O futebol como um fenômeno da cultura brasileira

As coisas só acontecem por acaso, necessidade ou vontade nossa! Epicuro - filósofo.

quinta-feira, 4 de setembro de 2008

A grandeza dos pequenos


Prometemos continuar uma conversa iniciada na coluna da semana passada acerca da grandeza e da pequenez de todas as coisas. A idéia de fundo, enraizada em todas as culturas, é a de que sempre nos orientamos sob os dados da realidade baseados num providencial senso de horizontalidade e, principalmente, de verticalidade. Isto é, consideramos sempre que há coisas superiores – os gestos nobres, as ações heróicas, por exemplo –, mas também coisas pequenas, inferiores, tais como os gestos mesquinhos, as ações pusilânimes, enfim, as atitudes ou covardias inclassificáveis.

## TRECHOS DE DADOS:
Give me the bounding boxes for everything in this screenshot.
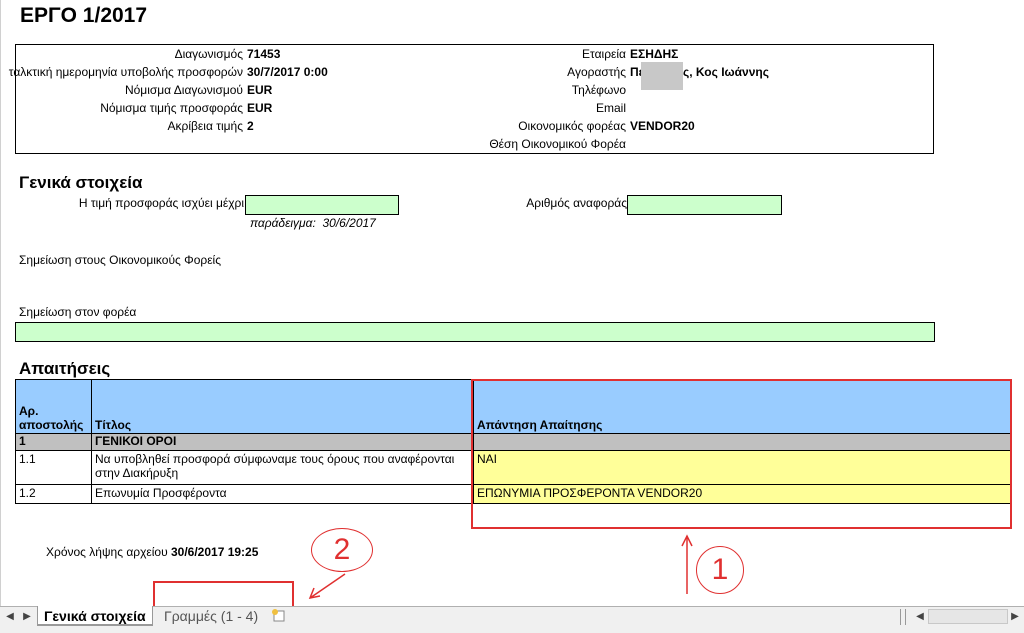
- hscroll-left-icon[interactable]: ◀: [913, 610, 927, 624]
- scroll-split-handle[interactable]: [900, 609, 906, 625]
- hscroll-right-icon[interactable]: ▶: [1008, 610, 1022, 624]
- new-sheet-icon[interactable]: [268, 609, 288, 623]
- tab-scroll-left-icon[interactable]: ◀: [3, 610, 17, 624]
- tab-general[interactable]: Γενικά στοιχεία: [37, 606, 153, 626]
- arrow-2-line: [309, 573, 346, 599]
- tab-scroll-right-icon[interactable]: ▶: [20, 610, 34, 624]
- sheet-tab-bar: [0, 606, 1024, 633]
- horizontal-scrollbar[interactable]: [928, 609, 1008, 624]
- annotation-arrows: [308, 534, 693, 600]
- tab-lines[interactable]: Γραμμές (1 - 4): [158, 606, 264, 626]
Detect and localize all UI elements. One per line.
...
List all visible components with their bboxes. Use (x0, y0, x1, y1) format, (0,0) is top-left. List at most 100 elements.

## O QUE FAZER:
A) Responda, de acordo com o texto de leitura:
(i) Qual filósofo é citado na epígrafe?
(ii) Em que data a postagem foi publicada?
(iii) Que exemplos de coisas superiores são mencionados?
B) Por favor, devolva sem alterações o trecho do texto de leitura que vai de "As coisas só" até "ou covardias inclassificáveis.", incluindo estas últimas palavras.
Responda com base somente no texto de leitura.

## RESPOSTAS DOS EXERCÍCIOS:
A)
(i) Epicuro.
(ii) Quinta-feira, 4 de setembro de 2008.
(iii) Os gestos nobres e as ações heróicas.

B)
As coisas só acontecem por acaso, necessidade ou vontade nossa! Epicuro - filósofo.

quinta-feira, 4 de setembro de 2008

A grandeza dos pequenos


Prometemos continuar uma conversa iniciada na coluna da semana passada acerca da grandeza e da pequenez de todas as coisas. A idéia de fundo, enraizada em todas as culturas, é a de que sempre nos orientamos sob os dados da realidade baseados num providencial senso de horizontalidade e, principalmente, de verticalidade. Isto é, consideramos sempre que há coisas superiores – os gestos nobres, as ações heróicas, por exemplo –, mas também coisas pequenas, inferiores, tais como os gestos mesquinhos, as ações pusilânimes, enfim, as atitudes ou covardias inclassificáveis.